>> start

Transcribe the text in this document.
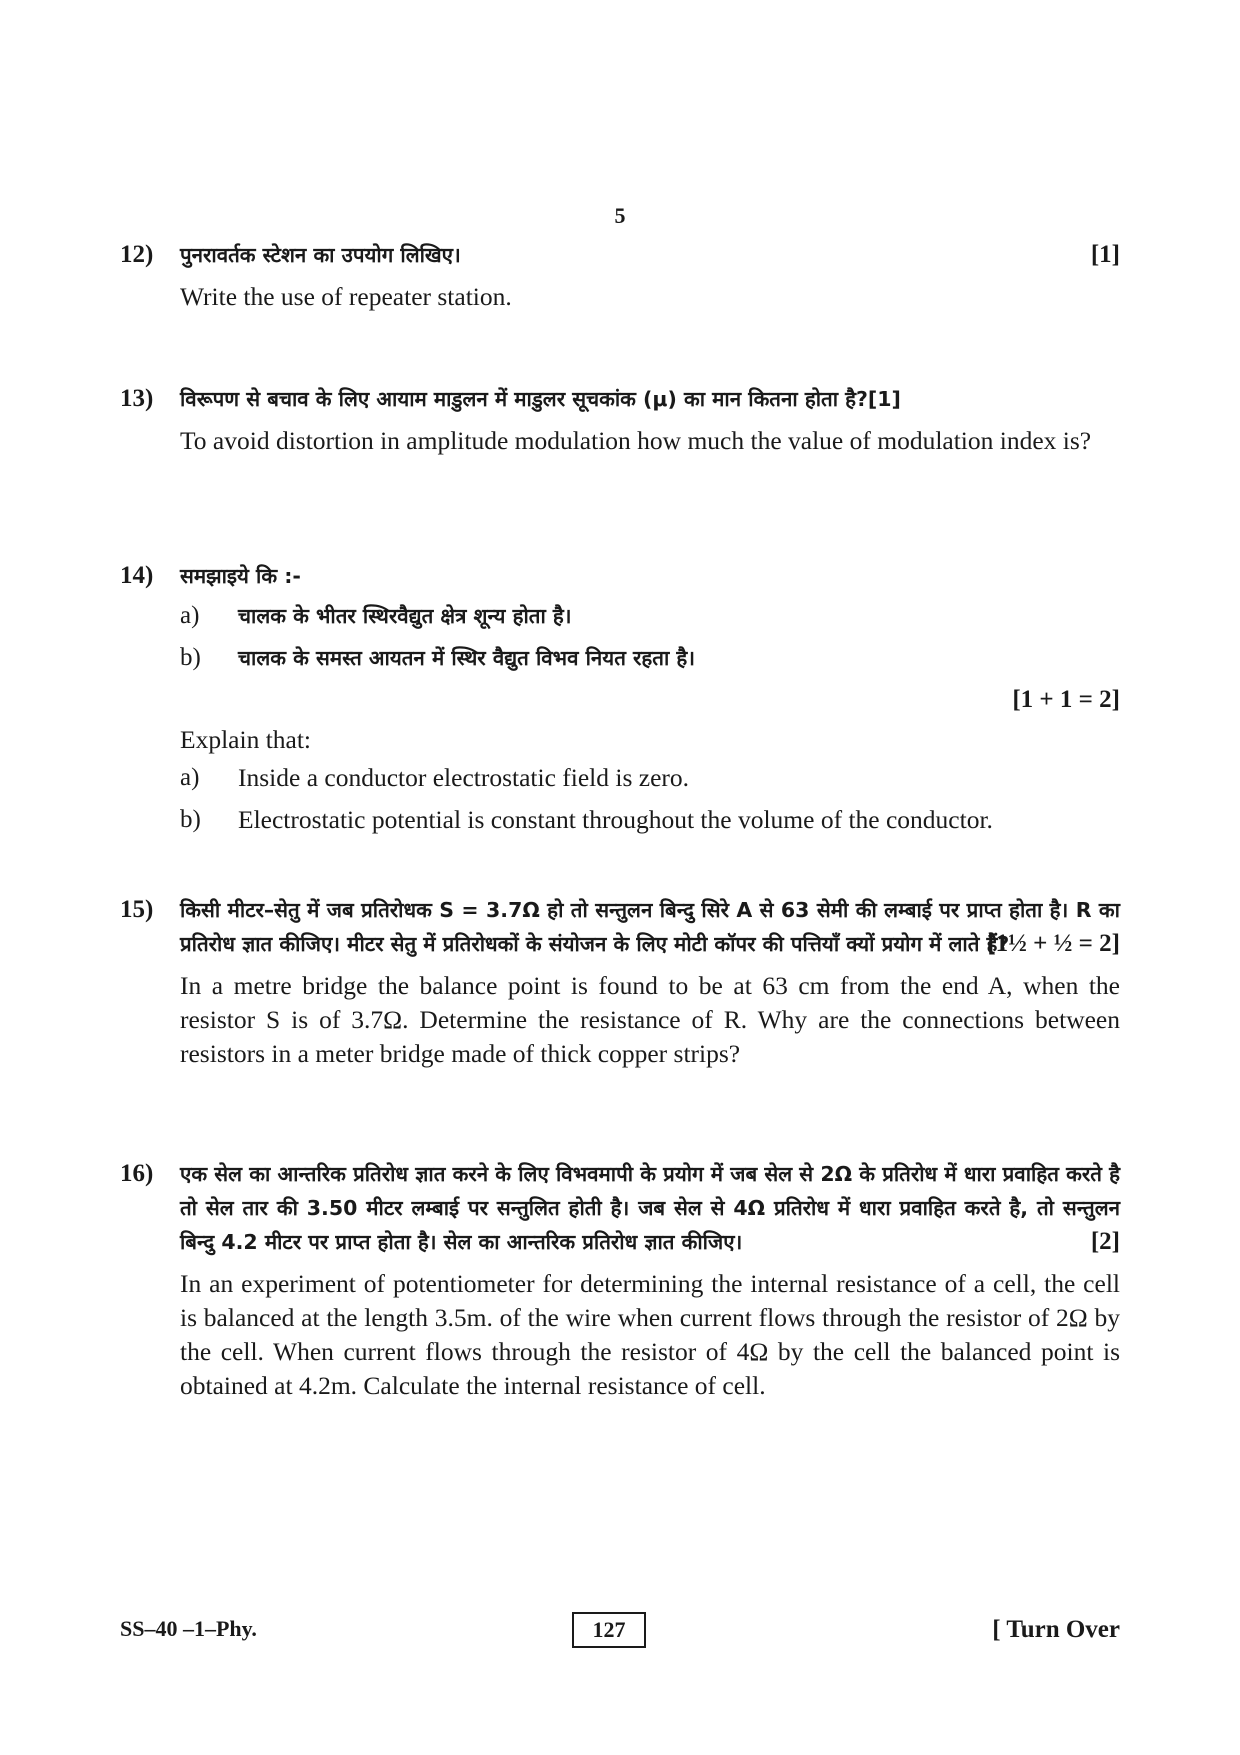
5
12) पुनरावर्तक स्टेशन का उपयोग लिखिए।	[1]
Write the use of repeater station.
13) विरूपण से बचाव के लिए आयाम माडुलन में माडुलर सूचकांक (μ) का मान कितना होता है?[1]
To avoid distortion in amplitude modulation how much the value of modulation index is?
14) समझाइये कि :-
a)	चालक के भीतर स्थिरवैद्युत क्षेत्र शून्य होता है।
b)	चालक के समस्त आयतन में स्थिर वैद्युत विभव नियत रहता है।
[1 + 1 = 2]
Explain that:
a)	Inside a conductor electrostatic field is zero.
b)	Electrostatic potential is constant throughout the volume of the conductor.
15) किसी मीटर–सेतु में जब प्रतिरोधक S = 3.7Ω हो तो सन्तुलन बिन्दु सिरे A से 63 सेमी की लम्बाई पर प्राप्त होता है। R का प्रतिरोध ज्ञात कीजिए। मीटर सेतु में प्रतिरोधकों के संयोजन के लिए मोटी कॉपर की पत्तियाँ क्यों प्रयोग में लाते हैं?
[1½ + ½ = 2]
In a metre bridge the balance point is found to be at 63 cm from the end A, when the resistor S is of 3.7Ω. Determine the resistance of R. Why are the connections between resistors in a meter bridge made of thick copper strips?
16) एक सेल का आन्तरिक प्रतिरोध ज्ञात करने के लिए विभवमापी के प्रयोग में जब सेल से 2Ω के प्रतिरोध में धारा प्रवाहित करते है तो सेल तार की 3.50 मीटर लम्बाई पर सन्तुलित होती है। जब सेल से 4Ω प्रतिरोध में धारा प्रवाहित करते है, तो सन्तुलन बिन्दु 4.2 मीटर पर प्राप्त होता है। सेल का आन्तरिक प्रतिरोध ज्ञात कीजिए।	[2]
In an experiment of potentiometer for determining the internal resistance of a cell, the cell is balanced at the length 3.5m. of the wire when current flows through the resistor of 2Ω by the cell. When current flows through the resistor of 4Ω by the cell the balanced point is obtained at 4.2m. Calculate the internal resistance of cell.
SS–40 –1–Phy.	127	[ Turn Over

>> end

> _Aim_: Excluding the pictures, reproduce every entry exactly as given.

> _In response_:
Transcribe the text in this document.
5
12) पुनरावर्तक स्टेशन का उपयोग लिखिए।	[1]
Write the use of repeater station.
13) विरूपण से बचाव के लिए आयाम माडुलन में माडुलर सूचकांक (μ) का मान कितना होता है?[1]
To avoid distortion in amplitude modulation how much the value of modulation index is?
14) समझाइये कि :-
a)	चालक के भीतर स्थिरवैद्युत क्षेत्र शून्य होता है।
b)	चालक के समस्त आयतन में स्थिर वैद्युत विभव नियत रहता है।
[1 + 1 = 2]
Explain that:
a)	Inside a conductor electrostatic field is zero.
b)	Electrostatic potential is constant throughout the volume of the conductor.
15) किसी मीटर–सेतु में जब प्रतिरोधक S = 3.7Ω हो तो सन्तुलन बिन्दु सिरे A से 63 सेमी की लम्बाई पर प्राप्त होता है। R का प्रतिरोध ज्ञात कीजिए। मीटर सेतु में प्रतिरोधकों के संयोजन के लिए मोटी कॉपर की पत्तियाँ क्यों प्रयोग में लाते हैं?
[1½ + ½ = 2]
In a metre bridge the balance point is found to be at 63 cm from the end A, when the resistor S is of 3.7Ω. Determine the resistance of R. Why are the connections between resistors in a meter bridge made of thick copper strips?
16) एक सेल का आन्तरिक प्रतिरोध ज्ञात करने के लिए विभवमापी के प्रयोग में जब सेल से 2Ω के प्रतिरोध में धारा प्रवाहित करते है तो सेल तार की 3.50 मीटर लम्बाई पर सन्तुलित होती है। जब सेल से 4Ω प्रतिरोध में धारा प्रवाहित करते है, तो सन्तुलन बिन्दु 4.2 मीटर पर प्राप्त होता है। सेल का आन्तरिक प्रतिरोध ज्ञात कीजिए।	[2]
In an experiment of potentiometer for determining the internal resistance of a cell, the cell is balanced at the length 3.5m. of the wire when current flows through the resistor of 2Ω by the cell. When current flows through the resistor of 4Ω by the cell the balanced point is obtained at 4.2m. Calculate the internal resistance of cell.
SS–40 –1–Phy.	127	[ Turn Over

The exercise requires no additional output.